Records for this task:
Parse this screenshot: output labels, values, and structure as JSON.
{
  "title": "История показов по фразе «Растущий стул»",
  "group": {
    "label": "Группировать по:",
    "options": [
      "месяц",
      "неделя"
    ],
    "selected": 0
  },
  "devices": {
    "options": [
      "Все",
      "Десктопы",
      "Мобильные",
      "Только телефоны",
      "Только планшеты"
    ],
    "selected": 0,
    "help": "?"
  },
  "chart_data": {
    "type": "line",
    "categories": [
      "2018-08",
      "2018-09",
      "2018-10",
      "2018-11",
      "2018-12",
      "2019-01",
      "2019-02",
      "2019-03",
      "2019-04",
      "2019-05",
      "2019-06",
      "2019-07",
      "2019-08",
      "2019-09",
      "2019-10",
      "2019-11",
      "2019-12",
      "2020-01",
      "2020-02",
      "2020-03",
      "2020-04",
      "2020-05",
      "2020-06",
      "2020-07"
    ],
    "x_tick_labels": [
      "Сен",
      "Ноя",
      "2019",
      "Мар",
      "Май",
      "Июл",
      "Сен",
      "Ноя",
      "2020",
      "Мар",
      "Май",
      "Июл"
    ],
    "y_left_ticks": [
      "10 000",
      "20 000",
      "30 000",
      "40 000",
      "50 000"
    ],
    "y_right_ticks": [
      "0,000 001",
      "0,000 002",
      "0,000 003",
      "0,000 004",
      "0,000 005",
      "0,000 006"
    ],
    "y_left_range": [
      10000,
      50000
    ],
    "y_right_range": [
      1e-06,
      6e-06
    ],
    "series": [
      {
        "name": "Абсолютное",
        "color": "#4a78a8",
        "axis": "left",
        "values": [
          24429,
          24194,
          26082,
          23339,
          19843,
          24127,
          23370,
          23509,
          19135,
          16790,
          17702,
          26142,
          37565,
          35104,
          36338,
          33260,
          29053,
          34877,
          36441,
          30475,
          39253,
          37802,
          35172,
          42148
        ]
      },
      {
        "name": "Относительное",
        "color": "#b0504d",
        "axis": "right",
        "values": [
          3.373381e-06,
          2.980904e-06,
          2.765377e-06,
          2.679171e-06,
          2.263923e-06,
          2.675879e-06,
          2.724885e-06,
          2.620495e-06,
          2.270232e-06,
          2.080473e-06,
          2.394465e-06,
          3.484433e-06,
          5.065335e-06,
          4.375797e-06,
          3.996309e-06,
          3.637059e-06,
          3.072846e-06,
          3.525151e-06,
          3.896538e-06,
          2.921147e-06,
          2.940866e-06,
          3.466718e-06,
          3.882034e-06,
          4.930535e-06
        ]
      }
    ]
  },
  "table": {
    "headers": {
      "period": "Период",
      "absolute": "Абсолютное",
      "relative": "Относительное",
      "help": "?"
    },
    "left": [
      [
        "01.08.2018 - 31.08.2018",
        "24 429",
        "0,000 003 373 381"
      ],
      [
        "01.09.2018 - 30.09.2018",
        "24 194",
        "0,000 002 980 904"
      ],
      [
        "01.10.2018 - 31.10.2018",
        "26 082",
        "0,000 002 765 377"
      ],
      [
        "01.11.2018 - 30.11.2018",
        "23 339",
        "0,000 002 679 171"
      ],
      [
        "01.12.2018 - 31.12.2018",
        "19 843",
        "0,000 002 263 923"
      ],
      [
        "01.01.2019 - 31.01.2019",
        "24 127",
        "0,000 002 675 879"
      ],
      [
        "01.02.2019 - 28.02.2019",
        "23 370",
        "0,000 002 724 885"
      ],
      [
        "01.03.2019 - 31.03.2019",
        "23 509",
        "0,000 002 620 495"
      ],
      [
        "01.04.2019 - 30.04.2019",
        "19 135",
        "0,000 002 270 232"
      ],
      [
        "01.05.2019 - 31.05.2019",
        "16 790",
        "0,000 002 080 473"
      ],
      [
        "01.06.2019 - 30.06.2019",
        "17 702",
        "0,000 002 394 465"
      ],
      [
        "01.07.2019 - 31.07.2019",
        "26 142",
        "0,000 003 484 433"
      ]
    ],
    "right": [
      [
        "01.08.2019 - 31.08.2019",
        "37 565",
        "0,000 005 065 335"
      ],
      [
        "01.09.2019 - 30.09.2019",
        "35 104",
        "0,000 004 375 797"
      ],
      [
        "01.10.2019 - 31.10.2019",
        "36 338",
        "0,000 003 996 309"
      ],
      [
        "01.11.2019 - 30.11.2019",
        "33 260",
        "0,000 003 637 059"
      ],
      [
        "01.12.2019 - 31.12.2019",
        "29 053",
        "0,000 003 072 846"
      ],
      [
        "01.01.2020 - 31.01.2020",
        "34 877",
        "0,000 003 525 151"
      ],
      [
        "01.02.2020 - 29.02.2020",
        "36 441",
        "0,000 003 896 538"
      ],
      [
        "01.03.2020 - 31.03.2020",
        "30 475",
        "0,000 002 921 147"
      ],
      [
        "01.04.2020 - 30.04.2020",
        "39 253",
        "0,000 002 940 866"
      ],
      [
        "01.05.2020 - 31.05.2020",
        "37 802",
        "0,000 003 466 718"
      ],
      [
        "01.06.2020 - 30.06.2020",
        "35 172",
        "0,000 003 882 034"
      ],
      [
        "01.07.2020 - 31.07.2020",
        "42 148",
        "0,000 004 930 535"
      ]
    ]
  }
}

Work to complete:
Copy the data above in full, character for character.

Response for this exercise:
Parse this screenshot: output labels, values, and structure as JSON.
{
  "title": "История показов по фразе «Растущий стул»",
  "group": {
    "label": "Группировать по:",
    "options": [
      "месяц",
      "неделя"
    ],
    "selected": 0
  },
  "devices": {
    "options": [
      "Все",
      "Десктопы",
      "Мобильные",
      "Только телефоны",
      "Только планшеты"
    ],
    "selected": 0,
    "help": "?"
  },
  "chart_data": {
    "type": "line",
    "categories": [
      "2018-08",
      "2018-09",
      "2018-10",
      "2018-11",
      "2018-12",
      "2019-01",
      "2019-02",
      "2019-03",
      "2019-04",
      "2019-05",
      "2019-06",
      "2019-07",
      "2019-08",
      "2019-09",
      "2019-10",
      "2019-11",
      "2019-12",
      "2020-01",
      "2020-02",
      "2020-03",
      "2020-04",
      "2020-05",
      "2020-06",
      "2020-07"
    ],
    "x_tick_labels": [
      "Сен",
      "Ноя",
      "2019",
      "Мар",
      "Май",
      "Июл",
      "Сен",
      "Ноя",
      "2020",
      "Мар",
      "Май",
      "Июл"
    ],
    "y_left_ticks": [
      "10 000",
      "20 000",
      "30 000",
      "40 000",
      "50 000"
    ],
    "y_right_ticks": [
      "0,000 001",
      "0,000 002",
      "0,000 003",
      "0,000 004",
      "0,000 005",
      "0,000 006"
    ],
    "y_left_range": [
      10000,
      50000
    ],
    "y_right_range": [
      1e-06,
      6e-06
    ],
    "series": [
      {
        "name": "Абсолютное",
        "color": "#4a78a8",
        "axis": "left",
        "values": [
          24429,
          24194,
          26082,
          23339,
          19843,
          24127,
          23370,
          23509,
          19135,
          16790,
          17702,
          26142,
          37565,
          35104,
          36338,
          33260,
          29053,
          34877,
          36441,
          30475,
          39253,
          37802,
          35172,
          42148
        ]
      },
      {
        "name": "Относительное",
        "color": "#b0504d",
        "axis": "right",
        "values": [
          3.373381e-06,
          2.980904e-06,
          2.765377e-06,
          2.679171e-06,
          2.263923e-06,
          2.675879e-06,
          2.724885e-06,
          2.620495e-06,
          2.270232e-06,
          2.080473e-06,
          2.394465e-06,
          3.484433e-06,
          5.065335e-06,
          4.375797e-06,
          3.996309e-06,
          3.637059e-06,
          3.072846e-06,
          3.525151e-06,
          3.896538e-06,
          2.921147e-06,
          2.940866e-06,
          3.466718e-06,
          3.882034e-06,
          4.930535e-06
        ]
      }
    ]
  },
  "table": {
    "headers": {
      "period": "Период",
      "absolute": "Абсолютное",
      "relative": "Относительное",
      "help": "?"
    },
    "left": [
      [
        "01.08.2018 - 31.08.2018",
        "24 429",
        "0,000 003 373 381"
      ],
      [
        "01.09.2018 - 30.09.2018",
        "24 194",
        "0,000 002 980 904"
      ],
      [
        "01.10.2018 - 31.10.2018",
        "26 082",
        "0,000 002 765 377"
      ],
      [
        "01.11.2018 - 30.11.2018",
        "23 339",
        "0,000 002 679 171"
      ],
      [
        "01.12.2018 - 31.12.2018",
        "19 843",
        "0,000 002 263 923"
      ],
      [
        "01.01.2019 - 31.01.2019",
        "24 127",
        "0,000 002 675 879"
      ],
      [
        "01.02.2019 - 28.02.2019",
        "23 370",
        "0,000 002 724 885"
      ],
      [
        "01.03.2019 - 31.03.2019",
        "23 509",
        "0,000 002 620 495"
      ],
      [
        "01.04.2019 - 30.04.2019",
        "19 135",
        "0,000 002 270 232"
      ],
      [
        "01.05.2019 - 31.05.2019",
        "16 790",
        "0,000 002 080 473"
      ],
      [
        "01.06.2019 - 30.06.2019",
        "17 702",
        "0,000 002 394 465"
      ],
      [
        "01.07.2019 - 31.07.2019",
        "26 142",
        "0,000 003 484 433"
      ]
    ],
    "right": [
      [
        "01.08.2019 - 31.08.2019",
        "37 565",
        "0,000 005 065 335"
      ],
      [
        "01.09.2019 - 30.09.2019",
        "35 104",
        "0,000 004 375 797"
      ],
      [
        "01.10.2019 - 31.10.2019",
        "36 338",
        "0,000 003 996 309"
      ],
      [
        "01.11.2019 - 30.11.2019",
        "33 260",
        "0,000 003 637 059"
      ],
      [
        "01.12.2019 - 31.12.2019",
        "29 053",
        "0,000 003 072 846"
      ],
      [
        "01.01.2020 - 31.01.2020",
        "34 877",
        "0,000 003 525 151"
      ],
      [
        "01.02.2020 - 29.02.2020",
        "36 441",
        "0,000 003 896 538"
      ],
      [
        "01.03.2020 - 31.03.2020",
        "30 475",
        "0,000 002 921 147"
      ],
      [
        "01.04.2020 - 30.04.2020",
        "39 253",
        "0,000 002 940 866"
      ],
      [
        "01.05.2020 - 31.05.2020",
        "37 802",
        "0,000 003 466 718"
      ],
      [
        "01.06.2020 - 30.06.2020",
        "35 172",
        "0,000 003 882 034"
      ],
      [
        "01.07.2020 - 31.07.2020",
        "42 148",
        "0,000 004 930 535"
      ]
    ]
  }
}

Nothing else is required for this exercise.